**Work instructions**. Retype the data that follows line by line, exactly, and leave its pictures out.

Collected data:
"""

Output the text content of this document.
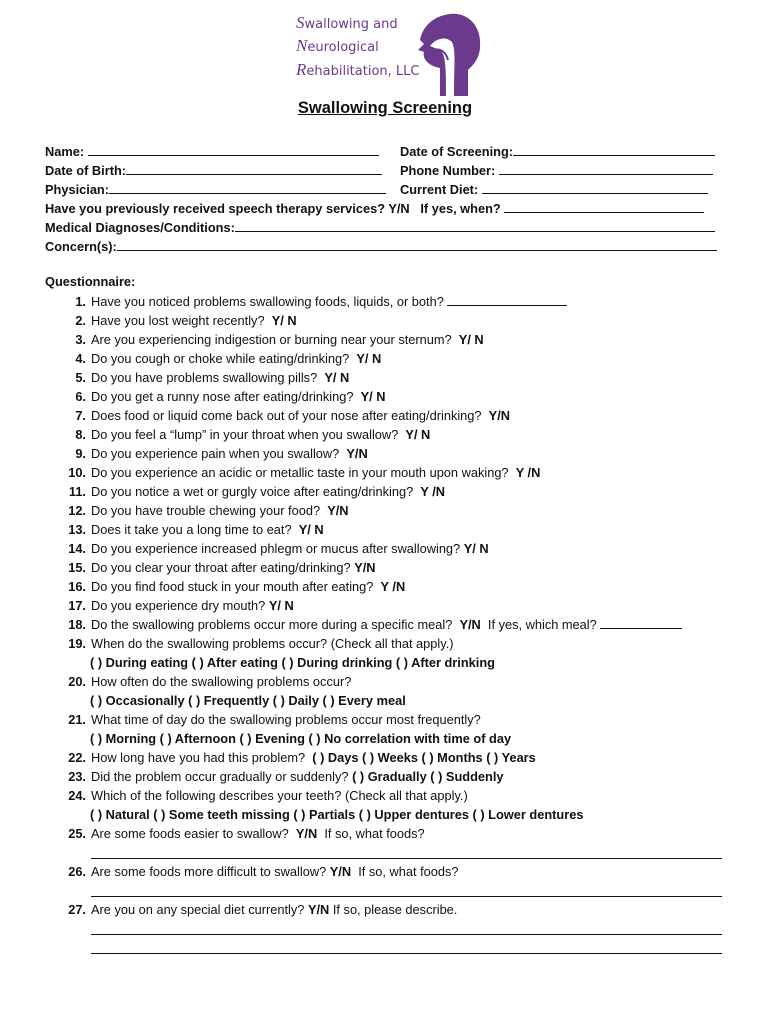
Swallowing and
Neurological
Rehabilitation, LLC
Swallowing Screening
Name:
Date of Birth:
Physician:
Date of Screening:
Phone Number:
Current Diet:
Have you previously received speech therapy services? Y/N If yes, when?
Medical Diagnoses/Conditions:
Concern(s):
Questionnaire:
1. Have you noticed problems swallowing foods, liquids, or both?
2. Have you lost weight recently? Y/ N
3. Are you experiencing indigestion or burning near your sternum? Y/ N
4. Do you cough or choke while eating/drinking? Y/ N
5. Do you have problems swallowing pills? Y/ N
6. Do you get a runny nose after eating/drinking? Y/ N
7. Does food or liquid come back out of your nose after eating/drinking? Y/N
8. Do you feel a “lump” in your throat when you swallow? Y/ N
9. Do you experience pain when you swallow? Y/N
10. Do you experience an acidic or metallic taste in your mouth upon waking? Y /N
11. Do you notice a wet or gurgly voice after eating/drinking? Y /N
12. Do you have trouble chewing your food? Y/N
13. Does it take you a long time to eat? Y/ N
14. Do you experience increased phlegm or mucus after swallowing? Y/ N
15. Do you clear your throat after eating/drinking? Y/N
16. Do you find food stuck in your mouth after eating? Y /N
17. Do you experience dry mouth? Y/ N
18. Do the swallowing problems occur more during a specific meal? Y/N If yes, which meal?
19. When do the swallowing problems occur? (Check all that apply.)
( ) During eating ( ) After eating ( ) During drinking ( ) After drinking
20. How often do the swallowing problems occur?
( ) Occasionally ( ) Frequently ( ) Daily ( ) Every meal
21. What time of day do the swallowing problems occur most frequently?
( ) Morning ( ) Afternoon ( ) Evening ( ) No correlation with time of day
22. How long have you had this problem? ( ) Days ( ) Weeks ( ) Months ( ) Years
23. Did the problem occur gradually or suddenly? ( ) Gradually ( ) Suddenly
24. Which of the following describes your teeth? (Check all that apply.)
( ) Natural ( ) Some teeth missing ( ) Partials ( ) Upper dentures ( ) Lower dentures
25. Are some foods easier to swallow? Y/N If so, what foods?
26. Are some foods more difficult to swallow? Y/N If so, what foods?
27. Are you on any special diet currently? Y/N If so, please describe.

"""

**Expected answer**.
Output the text content of this document.
Swallowing and
Neurological
Rehabilitation, LLC
Swallowing Screening
Name:
Date of Birth:
Physician:
Date of Screening:
Phone Number:
Current Diet:
Have you previously received speech therapy services? Y/N If yes, when?
Medical Diagnoses/Conditions:
Concern(s):
Questionnaire:
1. Have you noticed problems swallowing foods, liquids, or both?
2. Have you lost weight recently? Y/ N
3. Are you experiencing indigestion or burning near your sternum? Y/ N
4. Do you cough or choke while eating/drinking? Y/ N
5. Do you have problems swallowing pills? Y/ N
6. Do you get a runny nose after eating/drinking? Y/ N
7. Does food or liquid come back out of your nose after eating/drinking? Y/N
8. Do you feel a “lump” in your throat when you swallow? Y/ N
9. Do you experience pain when you swallow? Y/N
10. Do you experience an acidic or metallic taste in your mouth upon waking? Y /N
11. Do you notice a wet or gurgly voice after eating/drinking? Y /N
12. Do you have trouble chewing your food? Y/N
13. Does it take you a long time to eat? Y/ N
14. Do you experience increased phlegm or mucus after swallowing? Y/ N
15. Do you clear your throat after eating/drinking? Y/N
16. Do you find food stuck in your mouth after eating? Y /N
17. Do you experience dry mouth? Y/ N
18. Do the swallowing problems occur more during a specific meal? Y/N If yes, which meal?
19. When do the swallowing problems occur? (Check all that apply.)
( ) During eating ( ) After eating ( ) During drinking ( ) After drinking
20. How often do the swallowing problems occur?
( ) Occasionally ( ) Frequently ( ) Daily ( ) Every meal
21. What time of day do the swallowing problems occur most frequently?
( ) Morning ( ) Afternoon ( ) Evening ( ) No correlation with time of day
22. How long have you had this problem? ( ) Days ( ) Weeks ( ) Months ( ) Years
23. Did the problem occur gradually or suddenly? ( ) Gradually ( ) Suddenly
24. Which of the following describes your teeth? (Check all that apply.)
( ) Natural ( ) Some teeth missing ( ) Partials ( ) Upper dentures ( ) Lower dentures
25. Are some foods easier to swallow? Y/N If so, what foods?
26. Are some foods more difficult to swallow? Y/N If so, what foods?
27. Are you on any special diet currently? Y/N If so, please describe.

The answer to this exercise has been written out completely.